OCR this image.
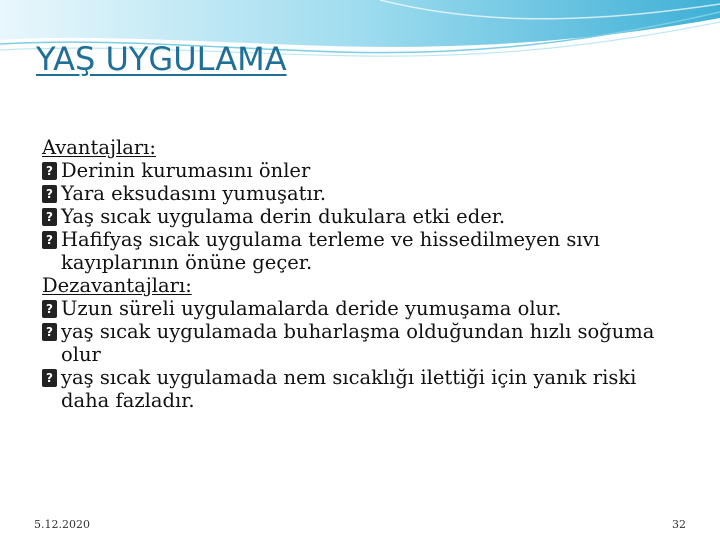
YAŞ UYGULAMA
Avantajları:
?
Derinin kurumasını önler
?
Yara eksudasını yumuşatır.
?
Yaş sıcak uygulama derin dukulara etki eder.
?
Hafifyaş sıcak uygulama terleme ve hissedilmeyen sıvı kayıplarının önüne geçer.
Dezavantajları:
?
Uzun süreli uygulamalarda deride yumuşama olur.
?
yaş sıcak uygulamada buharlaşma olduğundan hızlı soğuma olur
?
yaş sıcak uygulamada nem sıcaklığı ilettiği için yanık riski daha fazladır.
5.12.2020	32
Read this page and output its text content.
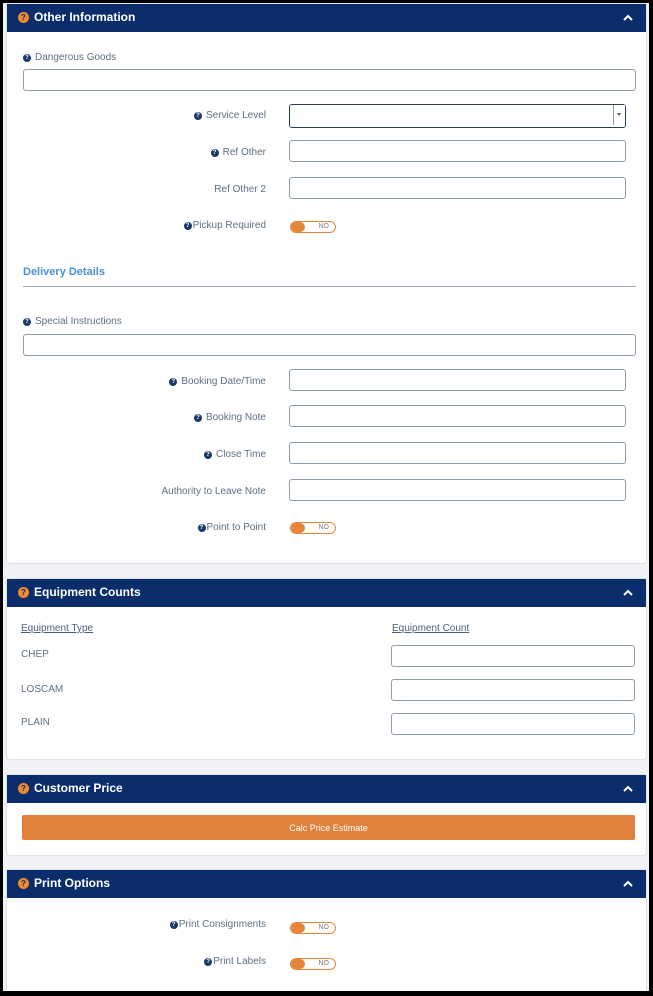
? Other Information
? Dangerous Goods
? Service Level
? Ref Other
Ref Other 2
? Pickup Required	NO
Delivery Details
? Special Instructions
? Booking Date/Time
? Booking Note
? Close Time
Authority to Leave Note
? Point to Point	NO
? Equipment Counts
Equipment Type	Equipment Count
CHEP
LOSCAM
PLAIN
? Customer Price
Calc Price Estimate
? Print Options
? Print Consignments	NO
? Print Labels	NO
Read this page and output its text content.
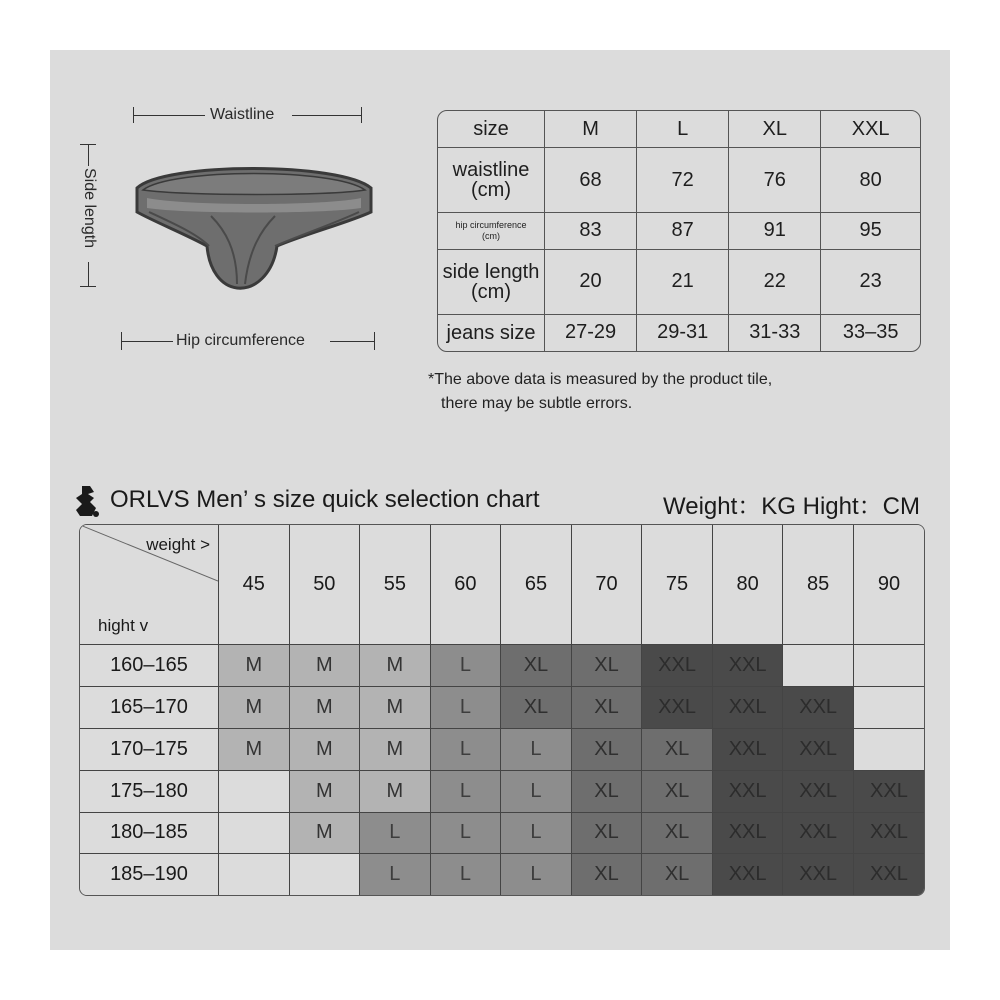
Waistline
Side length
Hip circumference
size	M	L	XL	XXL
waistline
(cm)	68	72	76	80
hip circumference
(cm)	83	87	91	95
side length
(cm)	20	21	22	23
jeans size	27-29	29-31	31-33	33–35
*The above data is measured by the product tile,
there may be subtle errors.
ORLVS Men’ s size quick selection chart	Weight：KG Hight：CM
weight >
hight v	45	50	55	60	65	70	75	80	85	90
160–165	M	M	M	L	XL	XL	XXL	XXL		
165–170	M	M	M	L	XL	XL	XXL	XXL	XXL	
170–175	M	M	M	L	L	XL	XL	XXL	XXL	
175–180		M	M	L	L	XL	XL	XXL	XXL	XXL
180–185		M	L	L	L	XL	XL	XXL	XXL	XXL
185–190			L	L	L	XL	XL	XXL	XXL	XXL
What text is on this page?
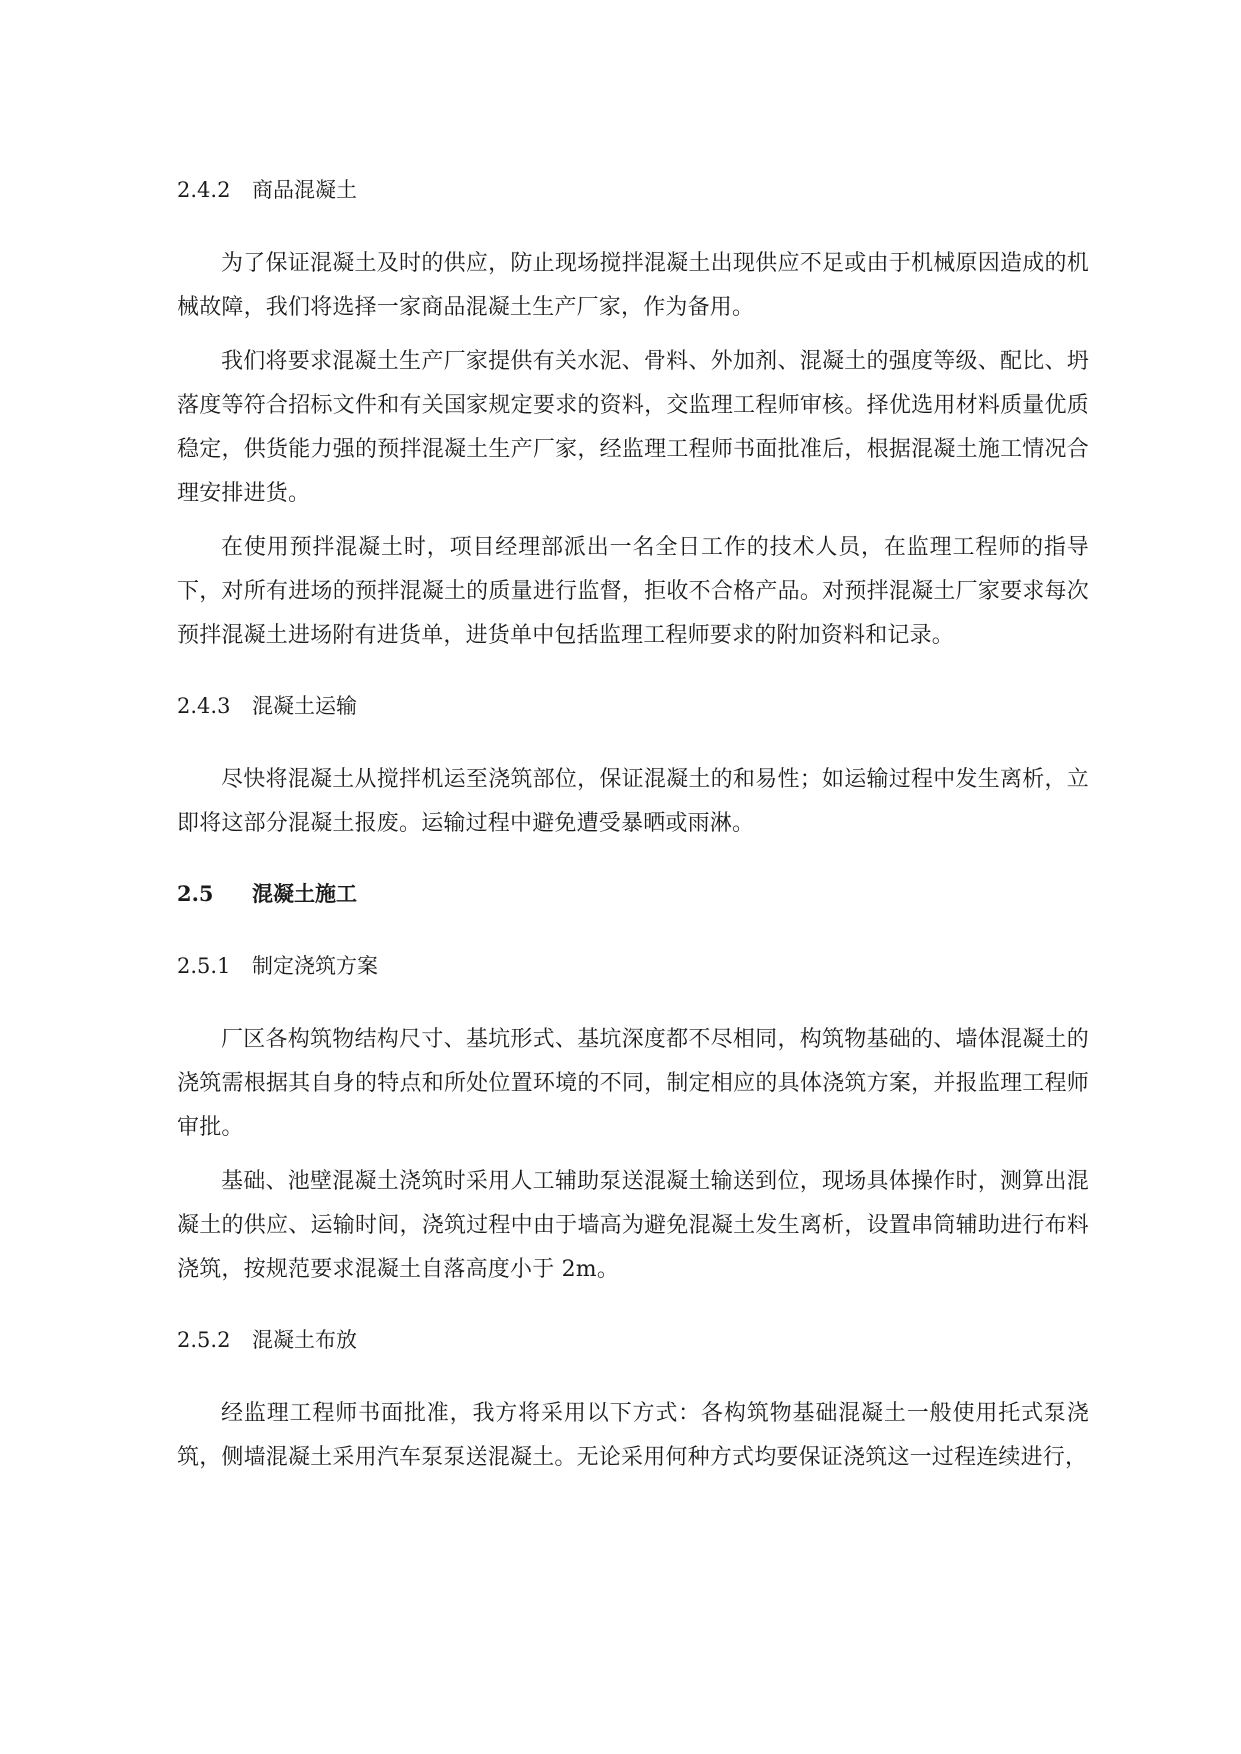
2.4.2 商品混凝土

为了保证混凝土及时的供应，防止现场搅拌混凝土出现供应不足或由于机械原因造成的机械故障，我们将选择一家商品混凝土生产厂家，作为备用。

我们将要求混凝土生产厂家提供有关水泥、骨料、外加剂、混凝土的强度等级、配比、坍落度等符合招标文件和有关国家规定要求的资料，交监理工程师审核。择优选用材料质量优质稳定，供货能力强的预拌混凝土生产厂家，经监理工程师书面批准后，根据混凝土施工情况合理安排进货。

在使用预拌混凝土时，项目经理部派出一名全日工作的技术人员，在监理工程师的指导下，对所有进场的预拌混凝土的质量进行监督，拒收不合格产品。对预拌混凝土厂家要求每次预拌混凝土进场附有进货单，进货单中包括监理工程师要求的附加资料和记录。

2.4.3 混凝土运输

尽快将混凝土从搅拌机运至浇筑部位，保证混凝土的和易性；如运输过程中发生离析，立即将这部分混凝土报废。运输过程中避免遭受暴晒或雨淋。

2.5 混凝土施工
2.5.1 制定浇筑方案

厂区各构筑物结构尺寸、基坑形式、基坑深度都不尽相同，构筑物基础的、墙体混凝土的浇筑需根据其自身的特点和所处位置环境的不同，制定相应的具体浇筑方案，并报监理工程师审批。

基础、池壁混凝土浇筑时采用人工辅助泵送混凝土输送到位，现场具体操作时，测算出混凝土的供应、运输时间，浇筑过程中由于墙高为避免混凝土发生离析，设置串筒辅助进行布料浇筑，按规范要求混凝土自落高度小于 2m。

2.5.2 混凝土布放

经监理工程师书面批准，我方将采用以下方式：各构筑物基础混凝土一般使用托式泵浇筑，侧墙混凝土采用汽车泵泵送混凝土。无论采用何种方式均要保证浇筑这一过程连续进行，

########################################

### [Problem requirements]
From the data above, copy out every line with the string "Equipment" in it.

### [In response]
? Equipment Counts
Equipment Type	Equipment Count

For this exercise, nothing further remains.